> _Problem to solve_:
Copy the lines below verbatim, beginning with the line that includes "Enumerate this screenshot's" and continuing to the end; leave out everything before it.

> _Working data_:
========

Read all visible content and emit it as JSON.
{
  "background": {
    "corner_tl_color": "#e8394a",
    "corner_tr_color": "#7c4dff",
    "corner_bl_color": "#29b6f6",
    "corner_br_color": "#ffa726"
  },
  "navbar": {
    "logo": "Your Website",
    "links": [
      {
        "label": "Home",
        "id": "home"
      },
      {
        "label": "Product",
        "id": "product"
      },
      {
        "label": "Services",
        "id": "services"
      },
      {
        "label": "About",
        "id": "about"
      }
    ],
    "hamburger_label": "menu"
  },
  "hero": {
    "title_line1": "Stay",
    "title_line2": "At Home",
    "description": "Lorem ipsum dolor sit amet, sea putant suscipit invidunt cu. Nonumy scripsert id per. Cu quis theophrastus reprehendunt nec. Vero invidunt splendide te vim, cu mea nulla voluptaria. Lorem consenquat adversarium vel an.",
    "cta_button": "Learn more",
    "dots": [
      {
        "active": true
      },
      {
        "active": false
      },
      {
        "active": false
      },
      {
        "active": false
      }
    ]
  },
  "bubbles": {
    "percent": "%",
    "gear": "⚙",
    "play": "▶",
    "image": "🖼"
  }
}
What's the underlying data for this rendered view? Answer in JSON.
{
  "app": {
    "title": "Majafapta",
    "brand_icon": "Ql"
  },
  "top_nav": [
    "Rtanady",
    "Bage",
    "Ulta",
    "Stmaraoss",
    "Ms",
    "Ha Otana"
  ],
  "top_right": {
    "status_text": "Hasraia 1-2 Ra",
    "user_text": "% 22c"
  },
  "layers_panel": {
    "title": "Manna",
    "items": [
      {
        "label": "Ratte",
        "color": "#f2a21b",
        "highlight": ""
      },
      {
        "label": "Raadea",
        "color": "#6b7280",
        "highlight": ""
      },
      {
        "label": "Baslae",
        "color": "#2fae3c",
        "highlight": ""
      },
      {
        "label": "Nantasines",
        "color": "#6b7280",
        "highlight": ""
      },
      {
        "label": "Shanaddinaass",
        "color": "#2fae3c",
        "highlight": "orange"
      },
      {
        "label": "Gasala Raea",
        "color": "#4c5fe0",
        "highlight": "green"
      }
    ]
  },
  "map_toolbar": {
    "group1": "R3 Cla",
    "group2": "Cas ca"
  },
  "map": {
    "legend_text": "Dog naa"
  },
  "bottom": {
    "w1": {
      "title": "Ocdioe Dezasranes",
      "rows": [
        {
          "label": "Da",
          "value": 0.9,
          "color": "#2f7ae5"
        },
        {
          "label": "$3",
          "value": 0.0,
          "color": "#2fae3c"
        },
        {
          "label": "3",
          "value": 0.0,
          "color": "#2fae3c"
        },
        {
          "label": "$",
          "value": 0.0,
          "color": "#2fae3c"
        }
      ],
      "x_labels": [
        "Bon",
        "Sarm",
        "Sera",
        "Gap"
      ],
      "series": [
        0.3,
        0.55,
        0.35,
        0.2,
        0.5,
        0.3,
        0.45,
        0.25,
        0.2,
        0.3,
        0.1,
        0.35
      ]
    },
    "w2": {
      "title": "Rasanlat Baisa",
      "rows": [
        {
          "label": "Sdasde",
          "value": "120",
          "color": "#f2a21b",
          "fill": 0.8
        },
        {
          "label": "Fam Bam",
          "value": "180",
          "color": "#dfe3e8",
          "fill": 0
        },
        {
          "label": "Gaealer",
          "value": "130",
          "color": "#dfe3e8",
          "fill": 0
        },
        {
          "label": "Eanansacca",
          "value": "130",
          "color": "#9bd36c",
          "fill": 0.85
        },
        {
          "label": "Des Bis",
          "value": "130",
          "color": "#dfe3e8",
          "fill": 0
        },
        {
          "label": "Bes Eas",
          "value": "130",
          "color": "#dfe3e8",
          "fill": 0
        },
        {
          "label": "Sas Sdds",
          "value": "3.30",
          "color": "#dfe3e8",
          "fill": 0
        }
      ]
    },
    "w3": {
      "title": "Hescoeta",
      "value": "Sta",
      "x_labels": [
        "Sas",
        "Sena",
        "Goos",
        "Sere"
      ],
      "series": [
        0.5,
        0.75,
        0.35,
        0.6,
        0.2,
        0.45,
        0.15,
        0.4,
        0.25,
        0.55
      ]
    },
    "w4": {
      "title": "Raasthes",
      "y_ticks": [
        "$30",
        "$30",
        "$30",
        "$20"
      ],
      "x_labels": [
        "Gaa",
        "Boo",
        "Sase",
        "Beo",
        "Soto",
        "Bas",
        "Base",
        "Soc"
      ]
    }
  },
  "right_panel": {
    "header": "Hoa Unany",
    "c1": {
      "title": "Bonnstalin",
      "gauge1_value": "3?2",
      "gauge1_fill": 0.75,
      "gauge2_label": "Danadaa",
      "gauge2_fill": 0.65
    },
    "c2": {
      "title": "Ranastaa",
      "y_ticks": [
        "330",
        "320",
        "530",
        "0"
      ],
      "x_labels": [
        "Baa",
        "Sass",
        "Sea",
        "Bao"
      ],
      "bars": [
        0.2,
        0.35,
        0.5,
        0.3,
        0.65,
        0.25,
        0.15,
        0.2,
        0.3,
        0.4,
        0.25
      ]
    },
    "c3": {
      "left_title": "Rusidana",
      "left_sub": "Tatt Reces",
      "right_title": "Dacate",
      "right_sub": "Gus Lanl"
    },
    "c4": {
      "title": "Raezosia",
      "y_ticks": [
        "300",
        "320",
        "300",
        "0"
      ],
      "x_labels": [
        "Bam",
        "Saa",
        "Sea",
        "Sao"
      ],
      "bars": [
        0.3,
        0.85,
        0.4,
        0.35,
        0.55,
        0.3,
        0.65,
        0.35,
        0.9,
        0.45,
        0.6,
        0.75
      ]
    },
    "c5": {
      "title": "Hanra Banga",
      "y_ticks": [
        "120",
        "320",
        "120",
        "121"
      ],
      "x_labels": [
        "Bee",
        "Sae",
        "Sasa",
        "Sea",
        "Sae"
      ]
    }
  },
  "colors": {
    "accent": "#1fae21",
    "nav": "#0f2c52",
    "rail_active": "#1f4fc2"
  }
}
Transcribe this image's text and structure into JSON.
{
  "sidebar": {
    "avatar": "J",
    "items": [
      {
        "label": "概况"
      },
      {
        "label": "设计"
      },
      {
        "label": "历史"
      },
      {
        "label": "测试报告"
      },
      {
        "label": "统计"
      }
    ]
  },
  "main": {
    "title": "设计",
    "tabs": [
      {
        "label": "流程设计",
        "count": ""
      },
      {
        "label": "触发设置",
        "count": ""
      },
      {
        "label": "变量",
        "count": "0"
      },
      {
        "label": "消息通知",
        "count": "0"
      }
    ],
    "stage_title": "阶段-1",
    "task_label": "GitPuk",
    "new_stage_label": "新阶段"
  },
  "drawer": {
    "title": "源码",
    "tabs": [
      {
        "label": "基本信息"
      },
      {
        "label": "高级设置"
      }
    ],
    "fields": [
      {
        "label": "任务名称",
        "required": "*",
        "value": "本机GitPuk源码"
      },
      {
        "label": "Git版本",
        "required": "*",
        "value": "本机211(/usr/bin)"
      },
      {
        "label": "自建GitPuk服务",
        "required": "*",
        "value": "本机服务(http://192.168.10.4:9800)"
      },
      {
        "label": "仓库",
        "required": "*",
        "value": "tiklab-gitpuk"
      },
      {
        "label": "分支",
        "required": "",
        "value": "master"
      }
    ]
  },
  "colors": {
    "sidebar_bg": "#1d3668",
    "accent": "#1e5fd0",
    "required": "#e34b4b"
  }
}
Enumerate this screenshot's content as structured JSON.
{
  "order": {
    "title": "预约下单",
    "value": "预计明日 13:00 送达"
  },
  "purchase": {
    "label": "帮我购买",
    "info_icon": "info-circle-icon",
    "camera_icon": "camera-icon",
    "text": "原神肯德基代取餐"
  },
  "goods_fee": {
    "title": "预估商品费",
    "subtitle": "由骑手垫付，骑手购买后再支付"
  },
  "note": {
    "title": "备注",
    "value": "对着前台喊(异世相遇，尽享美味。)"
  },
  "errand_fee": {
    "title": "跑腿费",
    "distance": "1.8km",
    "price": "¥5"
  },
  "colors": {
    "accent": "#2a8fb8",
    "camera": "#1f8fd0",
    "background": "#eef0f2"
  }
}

========

> _Worked solution_:
Enumerate this screenshot's content as structured JSON.
{
  "order": {
    "title": "预约下单",
    "value": "预计明日 13:00 送达"
  },
  "purchase": {
    "label": "帮我购买",
    "info_icon": "info-circle-icon",
    "camera_icon": "camera-icon",
    "text": "原神肯德基代取餐"
  },
  "goods_fee": {
    "title": "预估商品费",
    "subtitle": "由骑手垫付，骑手购买后再支付"
  },
  "note": {
    "title": "备注",
    "value": "对着前台喊(异世相遇，尽享美味。)"
  },
  "errand_fee": {
    "title": "跑腿费",
    "distance": "1.8km",
    "price": "¥5"
  },
  "colors": {
    "accent": "#2a8fb8",
    "camera": "#1f8fd0",
    "background": "#eef0f2"
  }
}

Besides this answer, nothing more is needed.